*Short task*
Output all the entries word for word. Omit the pictures.

*Supplied records*
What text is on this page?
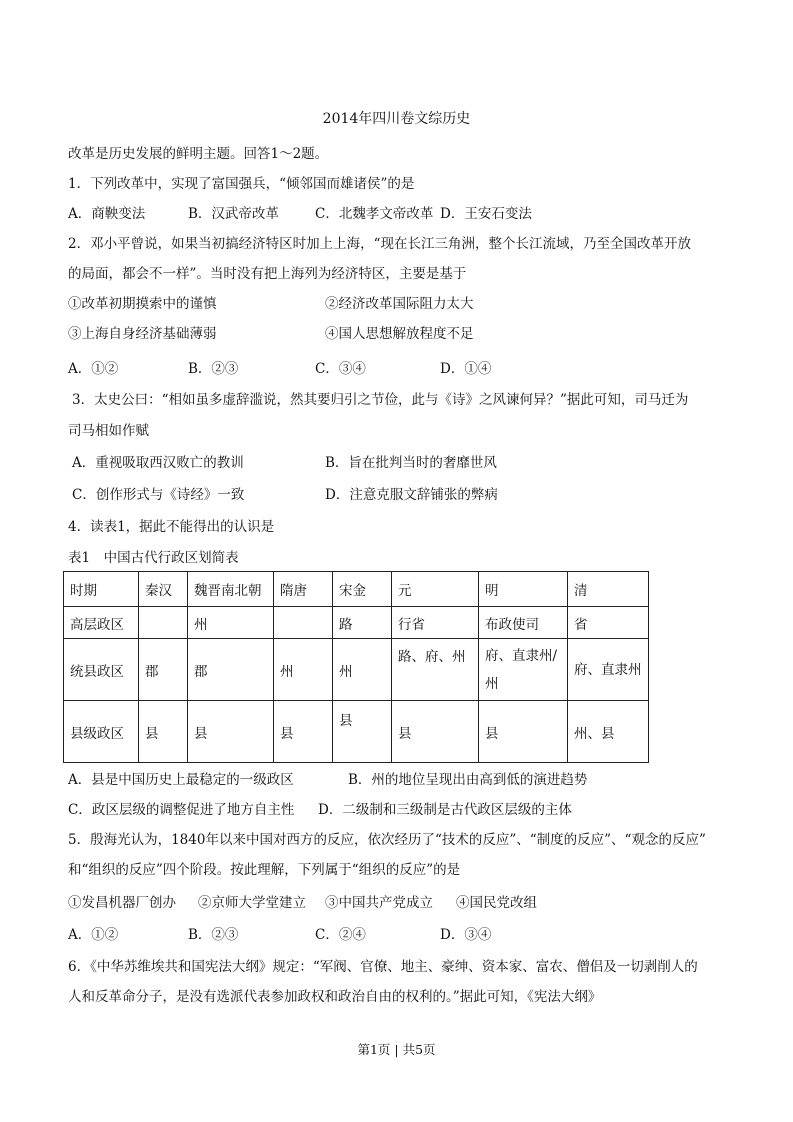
2014年四川卷文综历史
改革是历史发展的鲜明主题。回答1～2题。
1．下列改革中，实现了富国强兵，“倾邻国而雄诸侯”的是
A．商鞅变法	B．汉武帝改革	C．北魏孝文帝改革 D．王安石变法
2．邓小平曾说，如果当初搞经济特区时加上上海，“现在长江三角洲，整个长江流域，乃至全国改革开放
的局面，都会不一样”。当时没有把上海列为经济特区，主要是基于
①改革初期摸索中的谨慎	②经济改革国际阻力太大
③上海自身经济基础薄弱	④国人思想解放程度不足
A．①②	B．②③	C．③④	D．①④
3．太史公曰：“相如虽多虚辞滥说，然其要归引之节俭，此与《诗》之风谏何异？”据此可知，司马迁为
司马相如作赋
A．重视吸取西汉败亡的教训	B．旨在批判当时的奢靡世风
C．创作形式与《诗经》一致	D．注意克服文辞铺张的弊病
4．读表1，据此不能得出的认识是
表1　中国古代行政区划简表
时期	秦汉	魏晋南北朝	隋唐	宋金	元	明	清
高层政区		州		路	行省	布政使司	省
统县政区	郡	郡	州	州	路、府、州	府、直隶州/州	府、直隶州
县级政区	县	县	县	县	县	县	州、县
A．县是中国历史上最稳定的一级政区	B．州的地位呈现出由高到低的演进趋势
C．政区层级的调整促进了地方自主性 D．二级制和三级制是古代政区层级的主体
5．殷海光认为，1840年以来中国对西方的反应，依次经历了“技术的反应”、“制度的反应”、“观念的反应”
和“组织的反应”四个阶段。按此理解，下列属于“组织的反应”的是
①发昌机器厂创办 ②京师大学堂建立 ③中国共产党成立 ④国民党改组
A．①②	B．②③	C．②④	D．③④
6．《中华苏维埃共和国宪法大纲》规定：“军阀、官僚、地主、豪绅、资本家、富农、僧侣及一切剥削人的
人和反革命分子，是没有选派代表参加政权和政治自由的权利的。”据此可知，《宪法大纲》
第1页 | 共5页
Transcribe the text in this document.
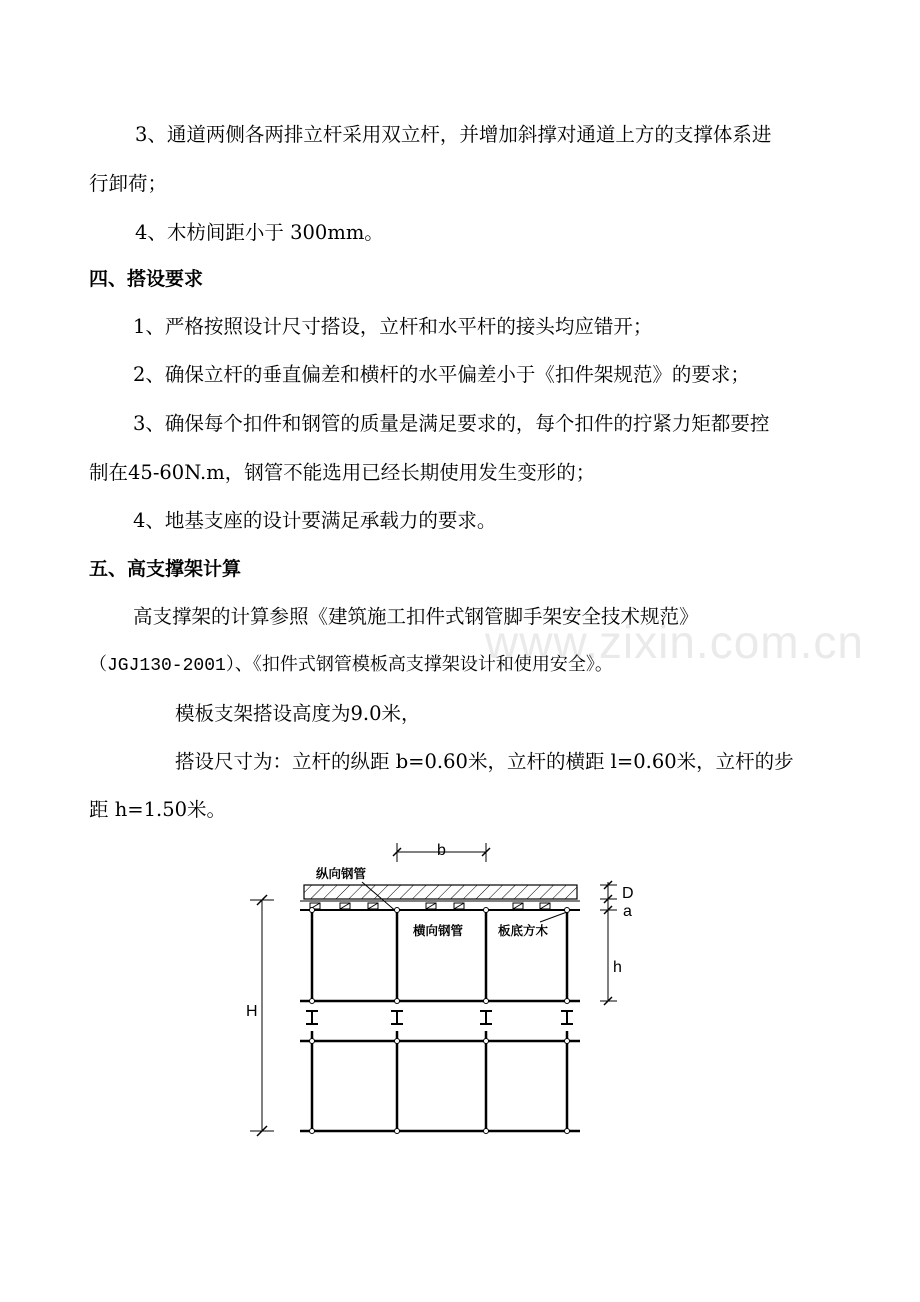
3、通道两侧各两排立杆采用双立杆，并增加斜撑对通道上方的支撑体系进
行卸荷；
4、木枋间距小于 300mm。
四、搭设要求
1、严格按照设计尺寸搭设，立杆和水平杆的接头均应错开；
2、确保立杆的垂直偏差和横杆的水平偏差小于《扣件架规范》的要求；
3、确保每个扣件和钢管的质量是满足要求的，每个扣件的拧紧力矩都要控
制在45-60N.m，钢管不能选用已经长期使用发生变形的；
4、地基支座的设计要满足承载力的要求。
五、高支撑架计算
高支撑架的计算参照《建筑施工扣件式钢管脚手架安全技术规范》
（JGJ130-2001）、《扣件式钢管模板高支撑架设计和使用安全》。
模板支架搭设高度为9.0米，
搭设尺寸为：立杆的纵距 b=0.60米，立杆的横距 l=0.60米，立杆的步
距 h=1.50米。
www.zixin.com.cn
b
纵向钢管
横向钢管	板底方木
H
D
a
h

*Final result*
What text is on this page?
2014年四川卷文综历史
改革是历史发展的鲜明主题。回答1～2题。
1．下列改革中，实现了富国强兵，“倾邻国而雄诸侯”的是
A．商鞅变法	B．汉武帝改革	C．北魏孝文帝改革 D．王安石变法
2．邓小平曾说，如果当初搞经济特区时加上上海，“现在长江三角洲，整个长江流域，乃至全国改革开放
的局面，都会不一样”。当时没有把上海列为经济特区，主要是基于
①改革初期摸索中的谨慎	②经济改革国际阻力太大
③上海自身经济基础薄弱	④国人思想解放程度不足
A．①②	B．②③	C．③④	D．①④
3．太史公曰：“相如虽多虚辞滥说，然其要归引之节俭，此与《诗》之风谏何异？”据此可知，司马迁为
司马相如作赋
A．重视吸取西汉败亡的教训	B．旨在批判当时的奢靡世风
C．创作形式与《诗经》一致	D．注意克服文辞铺张的弊病
4．读表1，据此不能得出的认识是
表1　中国古代行政区划简表
时期	秦汉	魏晋南北朝	隋唐	宋金	元	明	清
高层政区		州		路	行省	布政使司	省
统县政区	郡	郡	州	州	路、府、州	府、直隶州/州	府、直隶州
县级政区	县	县	县	县	县	县	州、县
A．县是中国历史上最稳定的一级政区	B．州的地位呈现出由高到低的演进趋势
C．政区层级的调整促进了地方自主性 D．二级制和三级制是古代政区层级的主体
5．殷海光认为，1840年以来中国对西方的反应，依次经历了“技术的反应”、“制度的反应”、“观念的反应”
和“组织的反应”四个阶段。按此理解，下列属于“组织的反应”的是
①发昌机器厂创办 ②京师大学堂建立 ③中国共产党成立 ④国民党改组
A．①②	B．②③	C．②④	D．③④
6．《中华苏维埃共和国宪法大纲》规定：“军阀、官僚、地主、豪绅、资本家、富农、僧侣及一切剥削人的
人和反革命分子，是没有选派代表参加政权和政治自由的权利的。”据此可知，《宪法大纲》
第1页 | 共5页
Transcribe the text in this document.
3、通道两侧各两排立杆采用双立杆，并增加斜撑对通道上方的支撑体系进
行卸荷；
4、木枋间距小于 300mm。
四、搭设要求
1、严格按照设计尺寸搭设，立杆和水平杆的接头均应错开；
2、确保立杆的垂直偏差和横杆的水平偏差小于《扣件架规范》的要求；
3、确保每个扣件和钢管的质量是满足要求的，每个扣件的拧紧力矩都要控
制在45-60N.m，钢管不能选用已经长期使用发生变形的；
4、地基支座的设计要满足承载力的要求。
五、高支撑架计算
高支撑架的计算参照《建筑施工扣件式钢管脚手架安全技术规范》
（JGJ130-2001）、《扣件式钢管模板高支撑架设计和使用安全》。
模板支架搭设高度为9.0米，
搭设尺寸为：立杆的纵距 b=0.60米，立杆的横距 l=0.60米，立杆的步
距 h=1.50米。
www.zixin.com.cn
b
纵向钢管
横向钢管	板底方木
H
D
a
h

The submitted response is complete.